Given instruction:
Print, without any change, every line from the first one through the line containing "field-southern-africa [314,426,460,520]".

Material provided:
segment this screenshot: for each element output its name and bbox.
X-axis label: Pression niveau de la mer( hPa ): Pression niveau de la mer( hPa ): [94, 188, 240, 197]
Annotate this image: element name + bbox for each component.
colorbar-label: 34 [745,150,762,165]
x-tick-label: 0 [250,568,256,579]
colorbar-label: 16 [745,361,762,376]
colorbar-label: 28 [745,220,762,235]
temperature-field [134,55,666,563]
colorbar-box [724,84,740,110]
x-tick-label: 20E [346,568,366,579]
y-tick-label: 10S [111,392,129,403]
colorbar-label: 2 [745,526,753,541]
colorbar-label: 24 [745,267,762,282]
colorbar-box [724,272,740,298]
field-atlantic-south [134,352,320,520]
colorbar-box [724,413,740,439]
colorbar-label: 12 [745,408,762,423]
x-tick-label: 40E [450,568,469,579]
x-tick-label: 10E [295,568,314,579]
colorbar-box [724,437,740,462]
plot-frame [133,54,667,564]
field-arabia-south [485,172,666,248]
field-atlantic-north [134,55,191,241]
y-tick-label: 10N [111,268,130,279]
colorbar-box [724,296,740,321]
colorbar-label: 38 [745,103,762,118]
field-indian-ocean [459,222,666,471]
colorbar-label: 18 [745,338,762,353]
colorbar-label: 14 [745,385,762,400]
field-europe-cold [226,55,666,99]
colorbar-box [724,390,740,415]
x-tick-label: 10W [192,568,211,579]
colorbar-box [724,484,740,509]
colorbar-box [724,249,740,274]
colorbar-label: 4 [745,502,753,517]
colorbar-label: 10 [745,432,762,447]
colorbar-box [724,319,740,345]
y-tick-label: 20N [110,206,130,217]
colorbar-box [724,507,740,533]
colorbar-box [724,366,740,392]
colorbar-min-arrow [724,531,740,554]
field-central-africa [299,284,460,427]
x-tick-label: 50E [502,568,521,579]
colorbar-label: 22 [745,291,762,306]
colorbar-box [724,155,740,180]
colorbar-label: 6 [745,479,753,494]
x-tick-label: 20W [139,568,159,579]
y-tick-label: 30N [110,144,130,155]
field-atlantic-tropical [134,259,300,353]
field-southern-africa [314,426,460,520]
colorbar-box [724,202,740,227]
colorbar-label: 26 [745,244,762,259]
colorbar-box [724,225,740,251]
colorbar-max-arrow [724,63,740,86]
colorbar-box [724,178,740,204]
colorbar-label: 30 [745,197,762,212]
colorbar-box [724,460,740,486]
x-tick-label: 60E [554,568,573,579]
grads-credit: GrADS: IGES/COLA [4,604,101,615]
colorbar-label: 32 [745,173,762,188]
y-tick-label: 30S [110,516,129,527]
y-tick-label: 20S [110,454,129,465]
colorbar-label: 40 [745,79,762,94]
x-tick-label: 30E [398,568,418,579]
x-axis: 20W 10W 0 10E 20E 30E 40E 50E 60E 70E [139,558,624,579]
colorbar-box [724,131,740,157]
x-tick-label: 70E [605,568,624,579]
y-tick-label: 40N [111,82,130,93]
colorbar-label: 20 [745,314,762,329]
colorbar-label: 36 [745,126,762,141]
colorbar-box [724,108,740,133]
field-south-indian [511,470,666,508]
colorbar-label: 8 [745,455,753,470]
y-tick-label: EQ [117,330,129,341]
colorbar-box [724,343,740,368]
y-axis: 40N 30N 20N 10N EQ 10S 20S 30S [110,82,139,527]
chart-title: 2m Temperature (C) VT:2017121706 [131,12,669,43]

Response for this exercise:
segment this screenshot: for each element output its name and bbox.
X-axis label: Pression niveau de la mer( hPa ): Pression niveau de la mer( hPa ): [94, 188, 240, 197]
Annotate this image: element name + bbox for each component.
colorbar-label: 34 [745,150,762,165]
x-tick-label: 0 [250,568,256,579]
colorbar-label: 16 [745,361,762,376]
colorbar-label: 28 [745,220,762,235]
temperature-field [134,55,666,563]
colorbar-box [724,84,740,110]
x-tick-label: 20E [346,568,366,579]
y-tick-label: 10S [111,392,129,403]
colorbar-label: 2 [745,526,753,541]
colorbar-label: 24 [745,267,762,282]
colorbar-box [724,272,740,298]
field-atlantic-south [134,352,320,520]
colorbar-box [724,413,740,439]
colorbar-label: 12 [745,408,762,423]
x-tick-label: 40E [450,568,469,579]
x-tick-label: 10E [295,568,314,579]
colorbar-box [724,437,740,462]
plot-frame [133,54,667,564]
field-arabia-south [485,172,666,248]
field-atlantic-north [134,55,191,241]
y-tick-label: 10N [111,268,130,279]
colorbar-box [724,296,740,321]
colorbar-label: 38 [745,103,762,118]
field-indian-ocean [459,222,666,471]
colorbar-label: 18 [745,338,762,353]
colorbar-label: 14 [745,385,762,400]
field-europe-cold [226,55,666,99]
colorbar-box [724,390,740,415]
x-tick-label: 10W [192,568,211,579]
colorbar-box [724,484,740,509]
colorbar-box [724,249,740,274]
colorbar-label: 4 [745,502,753,517]
colorbar-label: 10 [745,432,762,447]
colorbar-box [724,319,740,345]
y-tick-label: 20N [110,206,130,217]
colorbar-box [724,507,740,533]
colorbar-box [724,366,740,392]
colorbar-min-arrow [724,531,740,554]
field-central-africa [299,284,460,427]
x-tick-label: 50E [502,568,521,579]
colorbar-label: 22 [745,291,762,306]
colorbar-box [724,155,740,180]
colorbar-label: 6 [745,479,753,494]
x-tick-label: 20W [139,568,159,579]
y-tick-label: 30N [110,144,130,155]
field-atlantic-tropical [134,259,300,353]
field-southern-africa [314,426,460,520]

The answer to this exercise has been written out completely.